==== GIVEN ENTRIES ====

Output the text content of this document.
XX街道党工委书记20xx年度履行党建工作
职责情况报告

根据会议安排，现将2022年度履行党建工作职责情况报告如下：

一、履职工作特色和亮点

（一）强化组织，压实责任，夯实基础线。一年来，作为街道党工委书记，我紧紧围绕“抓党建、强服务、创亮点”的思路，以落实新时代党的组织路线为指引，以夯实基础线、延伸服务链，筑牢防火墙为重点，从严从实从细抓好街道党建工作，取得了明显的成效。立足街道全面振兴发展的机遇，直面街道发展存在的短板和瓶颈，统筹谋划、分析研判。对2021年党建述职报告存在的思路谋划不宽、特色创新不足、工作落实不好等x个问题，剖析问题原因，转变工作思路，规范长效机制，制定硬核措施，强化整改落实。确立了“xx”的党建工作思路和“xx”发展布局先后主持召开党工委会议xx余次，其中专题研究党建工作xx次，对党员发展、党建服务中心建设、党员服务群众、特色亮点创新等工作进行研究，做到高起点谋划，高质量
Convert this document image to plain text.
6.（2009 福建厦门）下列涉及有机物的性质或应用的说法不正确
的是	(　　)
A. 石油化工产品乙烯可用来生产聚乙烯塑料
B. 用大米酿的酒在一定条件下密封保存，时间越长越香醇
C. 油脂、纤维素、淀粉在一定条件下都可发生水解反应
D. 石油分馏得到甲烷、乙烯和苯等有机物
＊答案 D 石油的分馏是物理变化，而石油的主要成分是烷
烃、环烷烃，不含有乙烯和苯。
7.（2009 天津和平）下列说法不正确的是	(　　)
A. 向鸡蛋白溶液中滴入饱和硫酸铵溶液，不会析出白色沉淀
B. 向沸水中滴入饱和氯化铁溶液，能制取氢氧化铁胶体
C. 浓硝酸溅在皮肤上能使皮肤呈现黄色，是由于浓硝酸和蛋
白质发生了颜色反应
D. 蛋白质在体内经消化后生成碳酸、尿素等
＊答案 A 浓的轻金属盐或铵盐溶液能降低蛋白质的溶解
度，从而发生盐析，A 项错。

====

THE REQUEST:
Each entry must be reproduced verbatim.

FINAL RESULT:
Output the text content of this document.
XX街道党工委书记20xx年度履行党建工作
职责情况报告

根据会议安排，现将2022年度履行党建工作职责情况报告如下：

一、履职工作特色和亮点

（一）强化组织，压实责任，夯实基础线。一年来，作为街道党工委书记，我紧紧围绕“抓党建、强服务、创亮点”的思路，以落实新时代党的组织路线为指引，以夯实基础线、延伸服务链，筑牢防火墙为重点，从严从实从细抓好街道党建工作，取得了明显的成效。立足街道全面振兴发展的机遇，直面街道发展存在的短板和瓶颈，统筹谋划、分析研判。对2021年党建述职报告存在的思路谋划不宽、特色创新不足、工作落实不好等x个问题，剖析问题原因，转变工作思路，规范长效机制，制定硬核措施，强化整改落实。确立了“xx”的党建工作思路和“xx”发展布局先后主持召开党工委会议xx余次，其中专题研究党建工作xx次，对党员发展、党建服务中心建设、党员服务群众、特色亮点创新等工作进行研究，做到高起点谋划，高质量
Convert this document image to plain text.
6.（2009 福建厦门）下列涉及有机物的性质或应用的说法不正确
的是	(　　)
A. 石油化工产品乙烯可用来生产聚乙烯塑料
B. 用大米酿的酒在一定条件下密封保存，时间越长越香醇
C. 油脂、纤维素、淀粉在一定条件下都可发生水解反应
D. 石油分馏得到甲烷、乙烯和苯等有机物
＊答案 D 石油的分馏是物理变化，而石油的主要成分是烷
烃、环烷烃，不含有乙烯和苯。
7.（2009 天津和平）下列说法不正确的是	(　　)
A. 向鸡蛋白溶液中滴入饱和硫酸铵溶液，不会析出白色沉淀
B. 向沸水中滴入饱和氯化铁溶液，能制取氢氧化铁胶体
C. 浓硝酸溅在皮肤上能使皮肤呈现黄色，是由于浓硝酸和蛋
白质发生了颜色反应
D. 蛋白质在体内经消化后生成碳酸、尿素等
＊答案 A 浓的轻金属盐或铵盐溶液能降低蛋白质的溶解
度，从而发生盐析，A 项错。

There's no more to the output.